[Layout element annotations]
____

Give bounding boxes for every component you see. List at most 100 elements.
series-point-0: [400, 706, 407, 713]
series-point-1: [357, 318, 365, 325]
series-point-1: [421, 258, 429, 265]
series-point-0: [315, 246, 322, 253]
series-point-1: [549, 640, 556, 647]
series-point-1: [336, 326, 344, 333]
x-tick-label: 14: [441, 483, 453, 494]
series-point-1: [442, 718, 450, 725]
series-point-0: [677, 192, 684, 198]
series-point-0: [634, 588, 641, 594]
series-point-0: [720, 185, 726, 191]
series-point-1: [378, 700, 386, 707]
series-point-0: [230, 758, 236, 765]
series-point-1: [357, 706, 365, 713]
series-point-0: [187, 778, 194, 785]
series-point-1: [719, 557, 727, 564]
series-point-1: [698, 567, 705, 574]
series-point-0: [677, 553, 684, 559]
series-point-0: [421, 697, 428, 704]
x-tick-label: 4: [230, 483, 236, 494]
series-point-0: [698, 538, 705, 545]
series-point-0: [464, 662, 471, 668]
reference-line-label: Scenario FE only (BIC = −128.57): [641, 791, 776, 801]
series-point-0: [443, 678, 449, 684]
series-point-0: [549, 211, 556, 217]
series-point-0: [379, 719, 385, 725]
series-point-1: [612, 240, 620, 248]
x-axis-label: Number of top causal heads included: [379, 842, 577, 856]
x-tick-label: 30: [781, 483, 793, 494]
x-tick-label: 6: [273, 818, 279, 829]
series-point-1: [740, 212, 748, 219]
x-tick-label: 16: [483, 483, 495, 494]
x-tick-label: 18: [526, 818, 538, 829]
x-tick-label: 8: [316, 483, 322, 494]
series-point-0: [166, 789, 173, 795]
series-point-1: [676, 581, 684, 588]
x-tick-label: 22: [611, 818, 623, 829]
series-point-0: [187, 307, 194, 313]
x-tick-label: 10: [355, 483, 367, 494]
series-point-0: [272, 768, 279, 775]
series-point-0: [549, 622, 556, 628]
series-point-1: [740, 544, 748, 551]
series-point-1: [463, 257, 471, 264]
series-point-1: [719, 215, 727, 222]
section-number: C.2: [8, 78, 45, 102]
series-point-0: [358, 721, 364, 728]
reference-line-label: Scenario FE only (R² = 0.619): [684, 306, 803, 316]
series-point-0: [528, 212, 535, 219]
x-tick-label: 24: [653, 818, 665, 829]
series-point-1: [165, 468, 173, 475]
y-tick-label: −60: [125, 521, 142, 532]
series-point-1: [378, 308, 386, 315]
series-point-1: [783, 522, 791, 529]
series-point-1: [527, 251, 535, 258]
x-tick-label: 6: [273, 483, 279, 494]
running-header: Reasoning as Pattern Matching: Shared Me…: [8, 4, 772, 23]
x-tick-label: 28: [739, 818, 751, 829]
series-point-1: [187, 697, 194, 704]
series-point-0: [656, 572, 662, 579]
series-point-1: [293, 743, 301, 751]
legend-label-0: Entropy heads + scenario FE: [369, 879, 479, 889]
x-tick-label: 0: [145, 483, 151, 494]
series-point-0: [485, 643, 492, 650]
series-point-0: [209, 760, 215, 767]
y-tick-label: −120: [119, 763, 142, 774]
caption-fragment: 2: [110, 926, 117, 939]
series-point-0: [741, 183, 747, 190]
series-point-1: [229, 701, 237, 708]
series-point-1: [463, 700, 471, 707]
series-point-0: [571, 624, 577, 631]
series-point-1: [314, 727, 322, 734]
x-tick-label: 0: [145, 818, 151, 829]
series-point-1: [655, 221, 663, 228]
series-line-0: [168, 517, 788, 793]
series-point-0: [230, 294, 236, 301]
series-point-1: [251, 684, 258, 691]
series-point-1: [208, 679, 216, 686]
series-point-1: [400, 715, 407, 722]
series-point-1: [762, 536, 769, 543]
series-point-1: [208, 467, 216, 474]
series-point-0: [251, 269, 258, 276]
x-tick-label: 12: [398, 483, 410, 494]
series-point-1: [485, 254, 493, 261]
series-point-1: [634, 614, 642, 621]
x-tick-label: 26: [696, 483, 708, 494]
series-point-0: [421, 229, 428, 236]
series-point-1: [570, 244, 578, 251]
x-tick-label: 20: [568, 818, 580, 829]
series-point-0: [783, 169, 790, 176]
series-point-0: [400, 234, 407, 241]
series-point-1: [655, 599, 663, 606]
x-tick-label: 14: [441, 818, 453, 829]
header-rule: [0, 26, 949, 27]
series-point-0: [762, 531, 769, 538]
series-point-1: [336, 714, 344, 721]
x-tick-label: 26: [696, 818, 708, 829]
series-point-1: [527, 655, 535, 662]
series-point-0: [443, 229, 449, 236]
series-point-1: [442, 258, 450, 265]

____

> TASK INSTRUCTIONS
Pick out every row above that contains the word "line", and copy each one in full.

> TASK OUTPUT
reference-line-label: Scenario FE only (BIC = −128.57): [641, 791, 776, 801]
reference-line-label: Scenario FE only (R² = 0.619): [684, 306, 803, 316]
series-line-0: [168, 517, 788, 793]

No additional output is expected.